The request: Retype the whole listing verbatim and keep the pictures out of it.

Excerpted data:

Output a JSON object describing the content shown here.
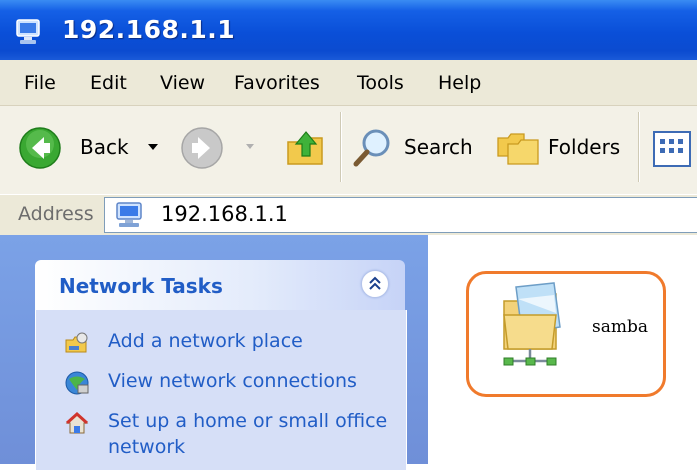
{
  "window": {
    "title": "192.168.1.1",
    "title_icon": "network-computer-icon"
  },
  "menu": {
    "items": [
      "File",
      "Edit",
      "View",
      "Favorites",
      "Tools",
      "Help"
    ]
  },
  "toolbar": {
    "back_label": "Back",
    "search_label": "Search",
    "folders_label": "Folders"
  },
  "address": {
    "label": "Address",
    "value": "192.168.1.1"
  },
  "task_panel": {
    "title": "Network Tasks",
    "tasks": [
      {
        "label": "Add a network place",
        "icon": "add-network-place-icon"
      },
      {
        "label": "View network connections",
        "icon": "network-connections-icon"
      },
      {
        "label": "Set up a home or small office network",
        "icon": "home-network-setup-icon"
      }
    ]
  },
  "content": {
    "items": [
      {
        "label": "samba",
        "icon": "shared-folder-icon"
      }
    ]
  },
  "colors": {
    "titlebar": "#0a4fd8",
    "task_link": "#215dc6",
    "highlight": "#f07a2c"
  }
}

Solution to the problem:
Output a JSON object describing the content shown here.
{
  "window": {
    "title": "192.168.1.1",
    "title_icon": "network-computer-icon"
  },
  "menu": {
    "items": [
      "File",
      "Edit",
      "View",
      "Favorites",
      "Tools",
      "Help"
    ]
  },
  "toolbar": {
    "back_label": "Back",
    "search_label": "Search",
    "folders_label": "Folders"
  },
  "address": {
    "label": "Address",
    "value": "192.168.1.1"
  },
  "task_panel": {
    "title": "Network Tasks",
    "tasks": [
      {
        "label": "Add a network place",
        "icon": "add-network-place-icon"
      },
      {
        "label": "View network connections",
        "icon": "network-connections-icon"
      },
      {
        "label": "Set up a home or small office network",
        "icon": "home-network-setup-icon"
      }
    ]
  },
  "content": {
    "items": [
      {
        "label": "samba",
        "icon": "shared-folder-icon"
      }
    ]
  },
  "colors": {
    "titlebar": "#0a4fd8",
    "task_link": "#215dc6",
    "highlight": "#f07a2c"
  }
}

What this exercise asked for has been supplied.